## What is expected
What follows are records. Restate all of them word for word.

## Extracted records
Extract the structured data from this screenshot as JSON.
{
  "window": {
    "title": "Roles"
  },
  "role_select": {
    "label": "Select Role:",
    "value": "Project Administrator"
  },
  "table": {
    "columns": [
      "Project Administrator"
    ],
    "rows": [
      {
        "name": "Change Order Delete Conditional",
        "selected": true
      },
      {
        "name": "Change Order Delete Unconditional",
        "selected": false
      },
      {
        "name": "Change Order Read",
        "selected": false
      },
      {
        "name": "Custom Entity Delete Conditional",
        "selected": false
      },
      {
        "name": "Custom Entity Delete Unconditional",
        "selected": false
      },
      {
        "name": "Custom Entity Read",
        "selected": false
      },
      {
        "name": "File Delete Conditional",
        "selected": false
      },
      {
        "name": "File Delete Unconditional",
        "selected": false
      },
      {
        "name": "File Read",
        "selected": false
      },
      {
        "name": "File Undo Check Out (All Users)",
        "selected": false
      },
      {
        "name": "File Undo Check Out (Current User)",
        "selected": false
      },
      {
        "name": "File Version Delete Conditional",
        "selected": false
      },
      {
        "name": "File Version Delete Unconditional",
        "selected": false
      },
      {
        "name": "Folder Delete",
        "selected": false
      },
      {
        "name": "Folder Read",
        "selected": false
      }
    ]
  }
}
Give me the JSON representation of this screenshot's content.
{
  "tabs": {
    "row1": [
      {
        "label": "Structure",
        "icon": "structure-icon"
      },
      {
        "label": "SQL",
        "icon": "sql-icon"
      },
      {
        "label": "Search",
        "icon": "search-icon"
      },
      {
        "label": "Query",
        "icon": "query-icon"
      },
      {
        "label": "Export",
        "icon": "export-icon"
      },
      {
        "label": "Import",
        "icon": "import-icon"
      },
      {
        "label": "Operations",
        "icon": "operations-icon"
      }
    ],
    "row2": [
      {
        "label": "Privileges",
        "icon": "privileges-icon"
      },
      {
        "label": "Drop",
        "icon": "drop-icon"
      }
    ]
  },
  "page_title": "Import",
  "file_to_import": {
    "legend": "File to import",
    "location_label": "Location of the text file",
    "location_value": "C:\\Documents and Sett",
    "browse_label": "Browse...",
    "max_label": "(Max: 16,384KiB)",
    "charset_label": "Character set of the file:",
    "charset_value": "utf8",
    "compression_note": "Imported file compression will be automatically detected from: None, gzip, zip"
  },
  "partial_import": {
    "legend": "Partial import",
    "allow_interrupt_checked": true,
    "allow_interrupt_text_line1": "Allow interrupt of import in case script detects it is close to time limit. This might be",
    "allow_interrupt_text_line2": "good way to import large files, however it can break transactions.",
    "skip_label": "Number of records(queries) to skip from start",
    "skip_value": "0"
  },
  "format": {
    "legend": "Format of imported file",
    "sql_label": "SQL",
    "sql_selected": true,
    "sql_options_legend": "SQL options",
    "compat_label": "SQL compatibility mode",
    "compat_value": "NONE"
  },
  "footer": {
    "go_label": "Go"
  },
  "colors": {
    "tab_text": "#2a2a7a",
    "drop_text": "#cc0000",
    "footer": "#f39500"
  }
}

## Answer for the task
Extract the structured data from this screenshot as JSON.
{
  "window": {
    "title": "Roles"
  },
  "role_select": {
    "label": "Select Role:",
    "value": "Project Administrator"
  },
  "table": {
    "columns": [
      "Project Administrator"
    ],
    "rows": [
      {
        "name": "Change Order Delete Conditional",
        "selected": true
      },
      {
        "name": "Change Order Delete Unconditional",
        "selected": false
      },
      {
        "name": "Change Order Read",
        "selected": false
      },
      {
        "name": "Custom Entity Delete Conditional",
        "selected": false
      },
      {
        "name": "Custom Entity Delete Unconditional",
        "selected": false
      },
      {
        "name": "Custom Entity Read",
        "selected": false
      },
      {
        "name": "File Delete Conditional",
        "selected": false
      },
      {
        "name": "File Delete Unconditional",
        "selected": false
      },
      {
        "name": "File Read",
        "selected": false
      },
      {
        "name": "File Undo Check Out (All Users)",
        "selected": false
      },
      {
        "name": "File Undo Check Out (Current User)",
        "selected": false
      },
      {
        "name": "File Version Delete Conditional",
        "selected": false
      },
      {
        "name": "File Version Delete Unconditional",
        "selected": false
      },
      {
        "name": "Folder Delete",
        "selected": false
      },
      {
        "name": "Folder Read",
        "selected": false
      }
    ]
  }
}
Give me the JSON representation of this screenshot's content.
{
  "tabs": {
    "row1": [
      {
        "label": "Structure",
        "icon": "structure-icon"
      },
      {
        "label": "SQL",
        "icon": "sql-icon"
      },
      {
        "label": "Search",
        "icon": "search-icon"
      },
      {
        "label": "Query",
        "icon": "query-icon"
      },
      {
        "label": "Export",
        "icon": "export-icon"
      },
      {
        "label": "Import",
        "icon": "import-icon"
      },
      {
        "label": "Operations",
        "icon": "operations-icon"
      }
    ],
    "row2": [
      {
        "label": "Privileges",
        "icon": "privileges-icon"
      },
      {
        "label": "Drop",
        "icon": "drop-icon"
      }
    ]
  },
  "page_title": "Import",
  "file_to_import": {
    "legend": "File to import",
    "location_label": "Location of the text file",
    "location_value": "C:\\Documents and Sett",
    "browse_label": "Browse...",
    "max_label": "(Max: 16,384KiB)",
    "charset_label": "Character set of the file:",
    "charset_value": "utf8",
    "compression_note": "Imported file compression will be automatically detected from: None, gzip, zip"
  },
  "partial_import": {
    "legend": "Partial import",
    "allow_interrupt_checked": true,
    "allow_interrupt_text_line1": "Allow interrupt of import in case script detects it is close to time limit. This might be",
    "allow_interrupt_text_line2": "good way to import large files, however it can break transactions.",
    "skip_label": "Number of records(queries) to skip from start",
    "skip_value": "0"
  },
  "format": {
    "legend": "Format of imported file",
    "sql_label": "SQL",
    "sql_selected": true,
    "sql_options_legend": "SQL options",
    "compat_label": "SQL compatibility mode",
    "compat_value": "NONE"
  },
  "footer": {
    "go_label": "Go"
  },
  "colors": {
    "tab_text": "#2a2a7a",
    "drop_text": "#cc0000",
    "footer": "#f39500"
  }
}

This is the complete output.